| Entries shown |
start
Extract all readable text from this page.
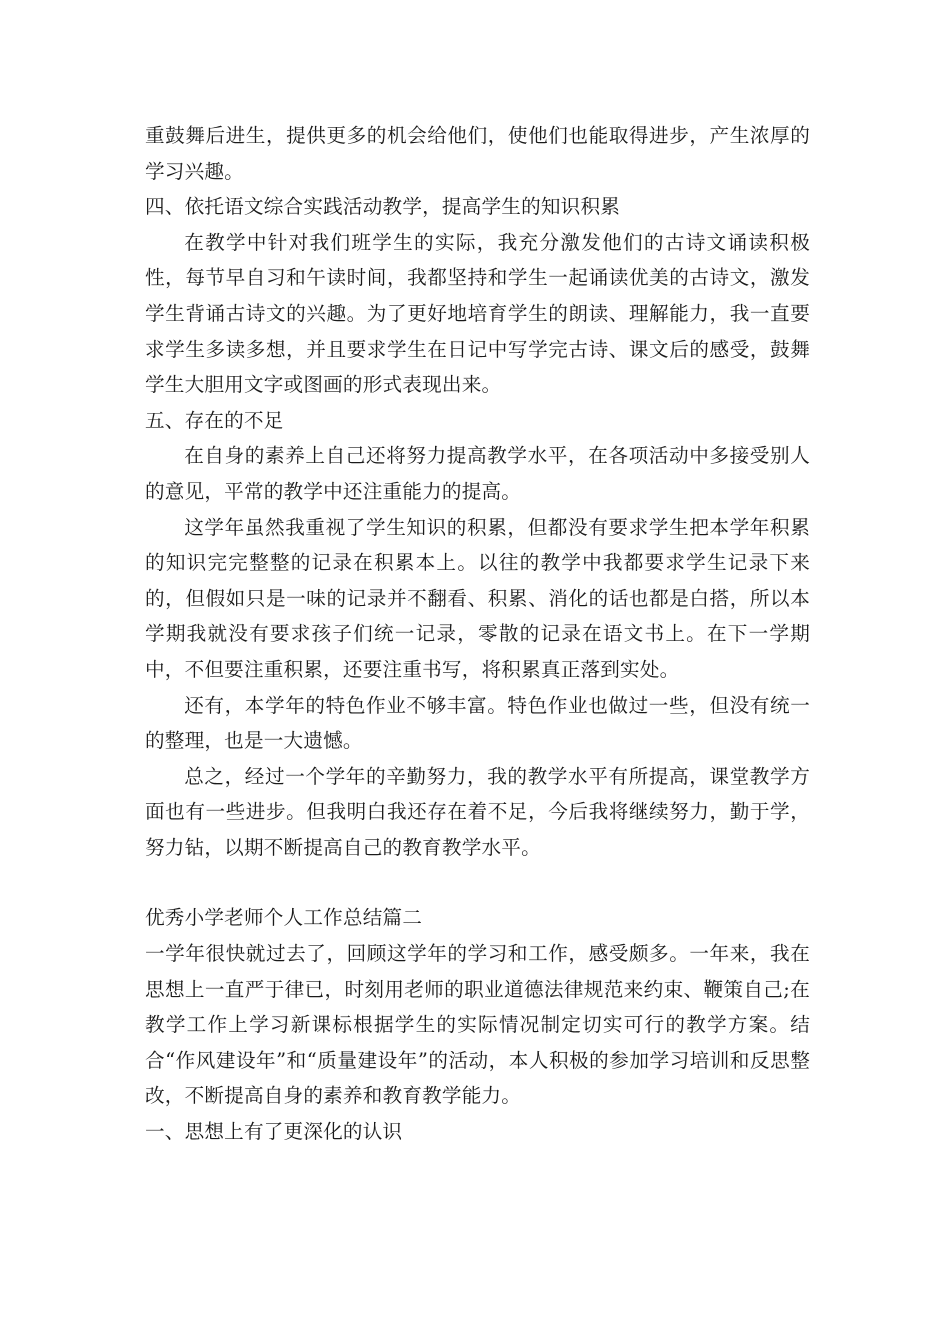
重鼓舞后进生，提供更多的机会给他们，使他们也能取得进步，产生浓厚的学习兴趣。

四、依托语文综合实践活动教学，提高学生的知识积累

在教学中针对我们班学生的实际，我充分激发他们的古诗文诵读积极性，每节早自习和午读时间，我都坚持和学生一起诵读优美的古诗文，激发学生背诵古诗文的兴趣。为了更好地培育学生的朗读、理解能力，我一直要求学生多读多想，并且要求学生在日记中写学完古诗、课文后的感受，鼓舞学生大胆用文字或图画的形式表现出来。

五、存在的不足

在自身的素养上自己还将努力提高教学水平，在各项活动中多接受别人的意见，平常的教学中还注重能力的提高。

这学年虽然我重视了学生知识的积累，但都没有要求学生把本学年积累的知识完完整整的记录在积累本上。以往的教学中我都要求学生记录下来的，但假如只是一味的记录并不翻看、积累、消化的话也都是白搭，所以本学期我就没有要求孩子们统一记录，零散的记录在语文书上。在下一学期中，不但要注重积累，还要注重书写，将积累真正落到实处。

还有，本学年的特色作业不够丰富。特色作业也做过一些，但没有统一的整理，也是一大遗憾。

总之，经过一个学年的辛勤努力，我的教学水平有所提高，课堂教学方面也有一些进步。但我明白我还存在着不足，今后我将继续努力，勤于学，努力钻，以期不断提高自己的教育教学水平。

优秀小学老师个人工作总结篇二

一学年很快就过去了，回顾这学年的学习和工作，感受颇多。一年来，我在思想上一直严于律已，时刻用老师的职业道德法律规范来约束、鞭策自己;在教学工作上学习新课标根据学生的实际情况制定切实可行的教学方案。结合“作风建设年”和“质量建设年”的活动，本人积极的参加学习培训和反思整改，不断提高自身的素养和教育教学能力。

一、思想上有了更深化的认识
end
| Brief |
Quote the data exactly, leaving every image out of the copy.

| Written reply |
Extract all readable text from this page.
重鼓舞后进生，提供更多的机会给他们，使他们也能取得进步，产生浓厚的学习兴趣。

四、依托语文综合实践活动教学，提高学生的知识积累

在教学中针对我们班学生的实际，我充分激发他们的古诗文诵读积极性，每节早自习和午读时间，我都坚持和学生一起诵读优美的古诗文，激发学生背诵古诗文的兴趣。为了更好地培育学生的朗读、理解能力，我一直要求学生多读多想，并且要求学生在日记中写学完古诗、课文后的感受，鼓舞学生大胆用文字或图画的形式表现出来。

五、存在的不足

在自身的素养上自己还将努力提高教学水平，在各项活动中多接受别人的意见，平常的教学中还注重能力的提高。

这学年虽然我重视了学生知识的积累，但都没有要求学生把本学年积累的知识完完整整的记录在积累本上。以往的教学中我都要求学生记录下来的，但假如只是一味的记录并不翻看、积累、消化的话也都是白搭，所以本学期我就没有要求孩子们统一记录，零散的记录在语文书上。在下一学期中，不但要注重积累，还要注重书写，将积累真正落到实处。

还有，本学年的特色作业不够丰富。特色作业也做过一些，但没有统一的整理，也是一大遗憾。

总之，经过一个学年的辛勤努力，我的教学水平有所提高，课堂教学方面也有一些进步。但我明白我还存在着不足，今后我将继续努力，勤于学，努力钻，以期不断提高自己的教育教学水平。

优秀小学老师个人工作总结篇二

一学年很快就过去了，回顾这学年的学习和工作，感受颇多。一年来，我在思想上一直严于律已，时刻用老师的职业道德法律规范来约束、鞭策自己;在教学工作上学习新课标根据学生的实际情况制定切实可行的教学方案。结合“作风建设年”和“质量建设年”的活动，本人积极的参加学习培训和反思整改，不断提高自身的素养和教育教学能力。

一、思想上有了更深化的认识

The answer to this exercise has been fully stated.